Collected data
**********

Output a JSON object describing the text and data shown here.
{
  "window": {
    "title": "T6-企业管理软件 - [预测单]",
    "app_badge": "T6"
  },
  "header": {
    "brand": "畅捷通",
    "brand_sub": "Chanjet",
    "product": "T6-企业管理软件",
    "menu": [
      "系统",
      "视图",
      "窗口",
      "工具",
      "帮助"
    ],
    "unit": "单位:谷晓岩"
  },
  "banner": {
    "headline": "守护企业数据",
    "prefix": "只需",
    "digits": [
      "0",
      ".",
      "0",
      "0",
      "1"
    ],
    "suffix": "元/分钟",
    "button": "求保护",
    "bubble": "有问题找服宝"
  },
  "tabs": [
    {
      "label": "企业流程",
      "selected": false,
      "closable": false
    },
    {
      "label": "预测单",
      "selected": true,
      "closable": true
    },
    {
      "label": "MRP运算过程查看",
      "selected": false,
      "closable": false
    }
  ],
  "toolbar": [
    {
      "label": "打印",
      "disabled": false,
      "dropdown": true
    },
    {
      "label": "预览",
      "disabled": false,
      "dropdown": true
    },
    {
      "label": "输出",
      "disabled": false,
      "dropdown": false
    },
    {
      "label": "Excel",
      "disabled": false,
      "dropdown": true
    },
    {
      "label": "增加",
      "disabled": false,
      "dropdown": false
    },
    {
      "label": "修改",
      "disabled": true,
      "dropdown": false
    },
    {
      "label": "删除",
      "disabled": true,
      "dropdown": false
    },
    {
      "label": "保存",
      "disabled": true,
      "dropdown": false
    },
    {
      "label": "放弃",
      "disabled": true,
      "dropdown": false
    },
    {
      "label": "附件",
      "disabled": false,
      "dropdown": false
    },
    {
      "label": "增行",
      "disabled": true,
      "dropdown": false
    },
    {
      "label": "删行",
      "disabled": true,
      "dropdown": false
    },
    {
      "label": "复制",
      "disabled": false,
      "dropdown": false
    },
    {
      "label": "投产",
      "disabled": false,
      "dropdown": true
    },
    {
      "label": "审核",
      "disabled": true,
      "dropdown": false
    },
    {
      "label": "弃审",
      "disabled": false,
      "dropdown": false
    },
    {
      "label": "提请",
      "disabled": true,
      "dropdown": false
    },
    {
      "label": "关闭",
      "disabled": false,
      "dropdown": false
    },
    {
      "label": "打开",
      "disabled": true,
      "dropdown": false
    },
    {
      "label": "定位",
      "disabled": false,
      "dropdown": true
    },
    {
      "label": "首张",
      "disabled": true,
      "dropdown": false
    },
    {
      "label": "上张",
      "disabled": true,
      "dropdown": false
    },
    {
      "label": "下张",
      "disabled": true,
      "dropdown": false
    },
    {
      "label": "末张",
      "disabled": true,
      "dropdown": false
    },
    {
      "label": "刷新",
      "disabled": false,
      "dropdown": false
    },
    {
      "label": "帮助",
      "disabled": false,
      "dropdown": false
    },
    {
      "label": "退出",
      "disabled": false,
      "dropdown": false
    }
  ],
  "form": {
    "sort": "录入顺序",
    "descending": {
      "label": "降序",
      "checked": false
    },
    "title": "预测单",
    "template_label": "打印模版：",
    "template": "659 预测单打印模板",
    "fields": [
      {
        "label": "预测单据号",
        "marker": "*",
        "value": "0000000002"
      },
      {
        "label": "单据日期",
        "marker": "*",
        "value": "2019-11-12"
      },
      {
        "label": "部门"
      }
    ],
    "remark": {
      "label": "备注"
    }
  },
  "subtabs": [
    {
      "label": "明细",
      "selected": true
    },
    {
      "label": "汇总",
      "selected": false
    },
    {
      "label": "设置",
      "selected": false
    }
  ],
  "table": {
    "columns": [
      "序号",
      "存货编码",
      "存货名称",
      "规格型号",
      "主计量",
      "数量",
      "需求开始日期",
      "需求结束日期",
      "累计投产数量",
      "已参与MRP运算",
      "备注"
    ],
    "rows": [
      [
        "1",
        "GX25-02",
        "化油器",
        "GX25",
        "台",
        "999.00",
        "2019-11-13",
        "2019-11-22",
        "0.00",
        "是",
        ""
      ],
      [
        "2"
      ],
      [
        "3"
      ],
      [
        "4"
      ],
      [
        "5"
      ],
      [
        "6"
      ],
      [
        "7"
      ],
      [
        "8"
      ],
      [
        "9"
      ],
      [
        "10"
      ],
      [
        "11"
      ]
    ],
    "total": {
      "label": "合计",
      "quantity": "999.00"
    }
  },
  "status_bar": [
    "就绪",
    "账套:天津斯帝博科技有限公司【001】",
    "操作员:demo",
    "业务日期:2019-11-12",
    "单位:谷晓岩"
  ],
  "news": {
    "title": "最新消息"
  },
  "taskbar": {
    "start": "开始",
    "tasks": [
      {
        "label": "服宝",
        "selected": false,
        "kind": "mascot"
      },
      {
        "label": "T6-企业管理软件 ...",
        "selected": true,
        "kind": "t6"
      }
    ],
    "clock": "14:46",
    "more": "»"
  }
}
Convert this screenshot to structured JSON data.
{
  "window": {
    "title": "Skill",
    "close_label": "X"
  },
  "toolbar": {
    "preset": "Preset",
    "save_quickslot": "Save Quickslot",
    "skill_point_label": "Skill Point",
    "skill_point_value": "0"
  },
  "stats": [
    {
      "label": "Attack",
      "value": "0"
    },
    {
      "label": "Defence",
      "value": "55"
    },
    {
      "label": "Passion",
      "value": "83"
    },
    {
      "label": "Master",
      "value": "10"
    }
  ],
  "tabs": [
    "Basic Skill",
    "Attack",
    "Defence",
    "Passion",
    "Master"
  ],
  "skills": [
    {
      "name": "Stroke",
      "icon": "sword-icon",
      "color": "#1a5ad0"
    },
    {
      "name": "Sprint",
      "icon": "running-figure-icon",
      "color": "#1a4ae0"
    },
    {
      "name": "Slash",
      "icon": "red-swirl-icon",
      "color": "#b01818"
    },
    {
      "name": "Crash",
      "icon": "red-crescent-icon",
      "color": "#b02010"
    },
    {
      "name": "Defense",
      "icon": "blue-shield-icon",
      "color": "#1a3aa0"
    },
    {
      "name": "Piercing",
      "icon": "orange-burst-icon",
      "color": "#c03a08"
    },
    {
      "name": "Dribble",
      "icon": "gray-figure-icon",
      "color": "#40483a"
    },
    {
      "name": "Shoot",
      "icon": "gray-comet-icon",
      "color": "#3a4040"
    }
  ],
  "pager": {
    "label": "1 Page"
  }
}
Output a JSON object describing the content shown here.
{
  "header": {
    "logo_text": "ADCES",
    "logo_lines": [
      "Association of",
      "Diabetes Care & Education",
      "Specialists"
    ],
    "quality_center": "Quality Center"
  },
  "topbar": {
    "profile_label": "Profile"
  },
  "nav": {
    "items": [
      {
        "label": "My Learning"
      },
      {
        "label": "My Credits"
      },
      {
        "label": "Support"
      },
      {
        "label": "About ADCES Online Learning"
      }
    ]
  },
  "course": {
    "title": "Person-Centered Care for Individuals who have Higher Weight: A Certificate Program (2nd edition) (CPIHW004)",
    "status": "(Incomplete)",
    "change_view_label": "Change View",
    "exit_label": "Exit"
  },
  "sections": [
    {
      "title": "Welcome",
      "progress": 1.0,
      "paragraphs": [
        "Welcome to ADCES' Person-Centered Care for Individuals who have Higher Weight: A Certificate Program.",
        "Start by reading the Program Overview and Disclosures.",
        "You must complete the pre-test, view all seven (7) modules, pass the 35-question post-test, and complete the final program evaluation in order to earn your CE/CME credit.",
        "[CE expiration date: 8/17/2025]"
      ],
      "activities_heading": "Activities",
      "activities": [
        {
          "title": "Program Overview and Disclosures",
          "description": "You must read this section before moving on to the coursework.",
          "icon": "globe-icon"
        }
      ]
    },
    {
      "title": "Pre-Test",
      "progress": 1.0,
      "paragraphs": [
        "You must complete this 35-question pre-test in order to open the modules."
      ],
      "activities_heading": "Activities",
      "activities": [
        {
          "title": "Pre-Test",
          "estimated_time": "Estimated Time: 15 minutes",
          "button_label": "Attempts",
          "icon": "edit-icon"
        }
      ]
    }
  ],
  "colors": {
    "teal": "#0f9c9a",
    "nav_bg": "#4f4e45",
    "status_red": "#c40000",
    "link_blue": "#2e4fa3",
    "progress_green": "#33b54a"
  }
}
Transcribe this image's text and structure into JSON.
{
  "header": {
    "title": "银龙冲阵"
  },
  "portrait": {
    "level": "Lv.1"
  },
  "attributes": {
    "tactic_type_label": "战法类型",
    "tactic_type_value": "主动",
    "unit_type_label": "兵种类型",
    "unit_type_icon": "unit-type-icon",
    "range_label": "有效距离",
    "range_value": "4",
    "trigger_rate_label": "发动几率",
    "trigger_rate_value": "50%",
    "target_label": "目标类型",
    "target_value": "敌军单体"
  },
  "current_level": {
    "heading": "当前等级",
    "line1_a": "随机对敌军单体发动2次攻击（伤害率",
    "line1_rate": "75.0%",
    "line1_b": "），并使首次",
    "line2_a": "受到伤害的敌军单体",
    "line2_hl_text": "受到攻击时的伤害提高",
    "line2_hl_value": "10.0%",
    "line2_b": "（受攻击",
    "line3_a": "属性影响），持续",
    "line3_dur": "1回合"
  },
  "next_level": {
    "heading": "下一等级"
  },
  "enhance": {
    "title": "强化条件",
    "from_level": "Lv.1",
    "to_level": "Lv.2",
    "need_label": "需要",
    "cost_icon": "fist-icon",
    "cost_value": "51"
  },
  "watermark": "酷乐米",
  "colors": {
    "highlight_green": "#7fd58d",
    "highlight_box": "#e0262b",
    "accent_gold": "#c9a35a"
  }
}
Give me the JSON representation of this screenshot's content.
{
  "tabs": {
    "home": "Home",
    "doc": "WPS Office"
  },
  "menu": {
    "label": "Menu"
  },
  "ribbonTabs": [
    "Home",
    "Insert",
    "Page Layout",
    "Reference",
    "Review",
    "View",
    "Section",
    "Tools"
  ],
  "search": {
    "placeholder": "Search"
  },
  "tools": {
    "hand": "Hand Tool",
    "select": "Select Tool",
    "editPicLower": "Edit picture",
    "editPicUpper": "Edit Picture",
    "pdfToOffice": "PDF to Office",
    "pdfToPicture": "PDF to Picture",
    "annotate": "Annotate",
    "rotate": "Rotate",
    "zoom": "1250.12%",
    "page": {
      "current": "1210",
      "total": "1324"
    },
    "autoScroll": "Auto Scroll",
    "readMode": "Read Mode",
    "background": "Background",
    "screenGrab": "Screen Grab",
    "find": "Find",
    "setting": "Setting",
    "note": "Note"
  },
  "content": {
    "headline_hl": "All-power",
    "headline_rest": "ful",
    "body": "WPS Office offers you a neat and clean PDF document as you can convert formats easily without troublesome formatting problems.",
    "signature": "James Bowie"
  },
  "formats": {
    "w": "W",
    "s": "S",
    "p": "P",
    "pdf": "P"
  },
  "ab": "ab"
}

**********

## What you should do
Extract, exactly as they appear, the lines from the one containing "Give me the" through the final line.

## Answer in full
Give me the JSON representation of this screenshot's content.
{
  "tabs": {
    "home": "Home",
    "doc": "WPS Office"
  },
  "menu": {
    "label": "Menu"
  },
  "ribbonTabs": [
    "Home",
    "Insert",
    "Page Layout",
    "Reference",
    "Review",
    "View",
    "Section",
    "Tools"
  ],
  "search": {
    "placeholder": "Search"
  },
  "tools": {
    "hand": "Hand Tool",
    "select": "Select Tool",
    "editPicLower": "Edit picture",
    "editPicUpper": "Edit Picture",
    "pdfToOffice": "PDF to Office",
    "pdfToPicture": "PDF to Picture",
    "annotate": "Annotate",
    "rotate": "Rotate",
    "zoom": "1250.12%",
    "page": {
      "current": "1210",
      "total": "1324"
    },
    "autoScroll": "Auto Scroll",
    "readMode": "Read Mode",
    "background": "Background",
    "screenGrab": "Screen Grab",
    "find": "Find",
    "setting": "Setting",
    "note": "Note"
  },
  "content": {
    "headline_hl": "All-power",
    "headline_rest": "ful",
    "body": "WPS Office offers you a neat and clean PDF document as you can convert formats easily without troublesome formatting problems.",
    "signature": "James Bowie"
  },
  "formats": {
    "w": "W",
    "s": "S",
    "p": "P",
    "pdf": "P"
  },
  "ab": "ab"
}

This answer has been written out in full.